* _What you need to do_:
Would you restate all the data that follows, word for word?

* _Material provided_:
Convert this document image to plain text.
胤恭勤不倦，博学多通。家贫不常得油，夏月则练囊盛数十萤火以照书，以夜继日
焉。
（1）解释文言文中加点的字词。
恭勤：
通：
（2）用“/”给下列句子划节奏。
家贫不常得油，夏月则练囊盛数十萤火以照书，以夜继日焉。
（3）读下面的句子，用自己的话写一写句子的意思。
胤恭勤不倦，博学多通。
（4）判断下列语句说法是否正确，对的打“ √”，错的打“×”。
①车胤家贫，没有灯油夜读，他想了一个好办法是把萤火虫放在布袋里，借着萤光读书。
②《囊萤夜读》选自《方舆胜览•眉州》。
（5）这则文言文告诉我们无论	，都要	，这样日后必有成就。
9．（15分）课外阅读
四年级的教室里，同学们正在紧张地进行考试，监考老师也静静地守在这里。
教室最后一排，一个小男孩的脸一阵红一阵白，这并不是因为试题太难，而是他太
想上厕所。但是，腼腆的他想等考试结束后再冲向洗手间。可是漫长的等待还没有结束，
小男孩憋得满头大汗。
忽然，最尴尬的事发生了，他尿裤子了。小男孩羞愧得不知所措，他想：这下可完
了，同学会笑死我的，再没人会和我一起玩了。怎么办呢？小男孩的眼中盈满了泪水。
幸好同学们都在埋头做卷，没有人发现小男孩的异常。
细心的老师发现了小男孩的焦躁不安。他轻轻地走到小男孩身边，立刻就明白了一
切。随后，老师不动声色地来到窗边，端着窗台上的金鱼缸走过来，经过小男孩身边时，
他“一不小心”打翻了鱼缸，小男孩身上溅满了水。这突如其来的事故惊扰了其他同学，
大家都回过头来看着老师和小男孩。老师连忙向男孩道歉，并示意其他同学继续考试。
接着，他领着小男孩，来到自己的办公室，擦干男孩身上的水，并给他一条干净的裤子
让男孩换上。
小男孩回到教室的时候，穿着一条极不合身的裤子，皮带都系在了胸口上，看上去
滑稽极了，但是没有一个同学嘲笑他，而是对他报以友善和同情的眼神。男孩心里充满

* _Answer in full_:
Convert this document image to plain text.
胤恭勤不倦，博学多通。家贫不常得油，夏月则练囊盛数十萤火以照书，以夜继日
焉。
（1）解释文言文中加点的字词。
恭勤：
通：
（2）用“/”给下列句子划节奏。
家贫不常得油，夏月则练囊盛数十萤火以照书，以夜继日焉。
（3）读下面的句子，用自己的话写一写句子的意思。
胤恭勤不倦，博学多通。
（4）判断下列语句说法是否正确，对的打“ √”，错的打“×”。
①车胤家贫，没有灯油夜读，他想了一个好办法是把萤火虫放在布袋里，借着萤光读书。
②《囊萤夜读》选自《方舆胜览•眉州》。
（5）这则文言文告诉我们无论	，都要	，这样日后必有成就。
9．（15分）课外阅读
四年级的教室里，同学们正在紧张地进行考试，监考老师也静静地守在这里。
教室最后一排，一个小男孩的脸一阵红一阵白，这并不是因为试题太难，而是他太
想上厕所。但是，腼腆的他想等考试结束后再冲向洗手间。可是漫长的等待还没有结束，
小男孩憋得满头大汗。
忽然，最尴尬的事发生了，他尿裤子了。小男孩羞愧得不知所措，他想：这下可完
了，同学会笑死我的，再没人会和我一起玩了。怎么办呢？小男孩的眼中盈满了泪水。
幸好同学们都在埋头做卷，没有人发现小男孩的异常。
细心的老师发现了小男孩的焦躁不安。他轻轻地走到小男孩身边，立刻就明白了一
切。随后，老师不动声色地来到窗边，端着窗台上的金鱼缸走过来，经过小男孩身边时，
他“一不小心”打翻了鱼缸，小男孩身上溅满了水。这突如其来的事故惊扰了其他同学，
大家都回过头来看着老师和小男孩。老师连忙向男孩道歉，并示意其他同学继续考试。
接着，他领着小男孩，来到自己的办公室，擦干男孩身上的水，并给他一条干净的裤子
让男孩换上。
小男孩回到教室的时候，穿着一条极不合身的裤子，皮带都系在了胸口上，看上去
滑稽极了，但是没有一个同学嘲笑他，而是对他报以友善和同情的眼神。男孩心里充满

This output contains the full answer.